BEGIN Available data

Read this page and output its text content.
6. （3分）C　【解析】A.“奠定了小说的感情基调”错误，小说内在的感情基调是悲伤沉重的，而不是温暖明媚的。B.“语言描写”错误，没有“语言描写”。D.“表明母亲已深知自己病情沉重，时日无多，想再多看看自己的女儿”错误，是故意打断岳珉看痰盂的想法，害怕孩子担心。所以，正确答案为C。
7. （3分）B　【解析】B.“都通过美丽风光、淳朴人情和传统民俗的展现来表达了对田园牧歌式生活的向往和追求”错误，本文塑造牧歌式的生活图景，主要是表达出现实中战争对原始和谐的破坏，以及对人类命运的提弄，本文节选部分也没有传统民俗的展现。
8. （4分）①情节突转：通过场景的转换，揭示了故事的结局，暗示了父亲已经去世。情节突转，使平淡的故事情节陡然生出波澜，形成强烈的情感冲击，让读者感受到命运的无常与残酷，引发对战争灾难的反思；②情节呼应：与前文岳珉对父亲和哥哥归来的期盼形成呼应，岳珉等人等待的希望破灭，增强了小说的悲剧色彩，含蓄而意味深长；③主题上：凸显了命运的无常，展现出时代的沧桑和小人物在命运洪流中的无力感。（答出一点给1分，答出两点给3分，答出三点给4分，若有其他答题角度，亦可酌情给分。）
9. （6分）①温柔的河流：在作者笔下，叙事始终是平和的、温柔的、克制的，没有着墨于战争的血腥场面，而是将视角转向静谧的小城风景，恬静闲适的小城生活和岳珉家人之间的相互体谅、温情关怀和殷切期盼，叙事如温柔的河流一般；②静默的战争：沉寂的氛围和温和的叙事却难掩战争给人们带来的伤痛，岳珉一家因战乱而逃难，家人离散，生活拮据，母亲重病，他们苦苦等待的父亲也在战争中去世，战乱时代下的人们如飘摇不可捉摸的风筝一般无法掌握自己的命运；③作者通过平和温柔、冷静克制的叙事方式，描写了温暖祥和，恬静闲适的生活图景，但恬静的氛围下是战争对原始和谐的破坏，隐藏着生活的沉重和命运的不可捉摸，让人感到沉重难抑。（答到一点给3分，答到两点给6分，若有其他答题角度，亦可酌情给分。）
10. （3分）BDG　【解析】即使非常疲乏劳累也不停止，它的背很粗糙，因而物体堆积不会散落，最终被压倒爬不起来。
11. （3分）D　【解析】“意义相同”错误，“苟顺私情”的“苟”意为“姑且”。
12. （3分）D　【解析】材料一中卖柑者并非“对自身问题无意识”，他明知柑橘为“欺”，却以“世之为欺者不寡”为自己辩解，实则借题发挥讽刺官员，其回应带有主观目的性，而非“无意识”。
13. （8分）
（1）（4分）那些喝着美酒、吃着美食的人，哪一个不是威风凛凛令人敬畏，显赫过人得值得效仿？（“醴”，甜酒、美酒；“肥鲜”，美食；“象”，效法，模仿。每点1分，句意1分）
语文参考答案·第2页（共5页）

END Available data

Written request » Type out the whole listing above again, exactly as it stands.

Expected output »
Read this page and output its text content.
6. （3分）C　【解析】A.“奠定了小说的感情基调”错误，小说内在的感情基调是悲伤沉重的，而不是温暖明媚的。B.“语言描写”错误，没有“语言描写”。D.“表明母亲已深知自己病情沉重，时日无多，想再多看看自己的女儿”错误，是故意打断岳珉看痰盂的想法，害怕孩子担心。所以，正确答案为C。
7. （3分）B　【解析】B.“都通过美丽风光、淳朴人情和传统民俗的展现来表达了对田园牧歌式生活的向往和追求”错误，本文塑造牧歌式的生活图景，主要是表达出现实中战争对原始和谐的破坏，以及对人类命运的提弄，本文节选部分也没有传统民俗的展现。
8. （4分）①情节突转：通过场景的转换，揭示了故事的结局，暗示了父亲已经去世。情节突转，使平淡的故事情节陡然生出波澜，形成强烈的情感冲击，让读者感受到命运的无常与残酷，引发对战争灾难的反思；②情节呼应：与前文岳珉对父亲和哥哥归来的期盼形成呼应，岳珉等人等待的希望破灭，增强了小说的悲剧色彩，含蓄而意味深长；③主题上：凸显了命运的无常，展现出时代的沧桑和小人物在命运洪流中的无力感。（答出一点给1分，答出两点给3分，答出三点给4分，若有其他答题角度，亦可酌情给分。）
9. （6分）①温柔的河流：在作者笔下，叙事始终是平和的、温柔的、克制的，没有着墨于战争的血腥场面，而是将视角转向静谧的小城风景，恬静闲适的小城生活和岳珉家人之间的相互体谅、温情关怀和殷切期盼，叙事如温柔的河流一般；②静默的战争：沉寂的氛围和温和的叙事却难掩战争给人们带来的伤痛，岳珉一家因战乱而逃难，家人离散，生活拮据，母亲重病，他们苦苦等待的父亲也在战争中去世，战乱时代下的人们如飘摇不可捉摸的风筝一般无法掌握自己的命运；③作者通过平和温柔、冷静克制的叙事方式，描写了温暖祥和，恬静闲适的生活图景，但恬静的氛围下是战争对原始和谐的破坏，隐藏着生活的沉重和命运的不可捉摸，让人感到沉重难抑。（答到一点给3分，答到两点给6分，若有其他答题角度，亦可酌情给分。）
10. （3分）BDG　【解析】即使非常疲乏劳累也不停止，它的背很粗糙，因而物体堆积不会散落，最终被压倒爬不起来。
11. （3分）D　【解析】“意义相同”错误，“苟顺私情”的“苟”意为“姑且”。
12. （3分）D　【解析】材料一中卖柑者并非“对自身问题无意识”，他明知柑橘为“欺”，却以“世之为欺者不寡”为自己辩解，实则借题发挥讽刺官员，其回应带有主观目的性，而非“无意识”。
13. （8分）
（1）（4分）那些喝着美酒、吃着美食的人，哪一个不是威风凛凛令人敬畏，显赫过人得值得效仿？（“醴”，甜酒、美酒；“肥鲜”，美食；“象”，效法，模仿。每点1分，句意1分）
语文参考答案·第2页（共5页）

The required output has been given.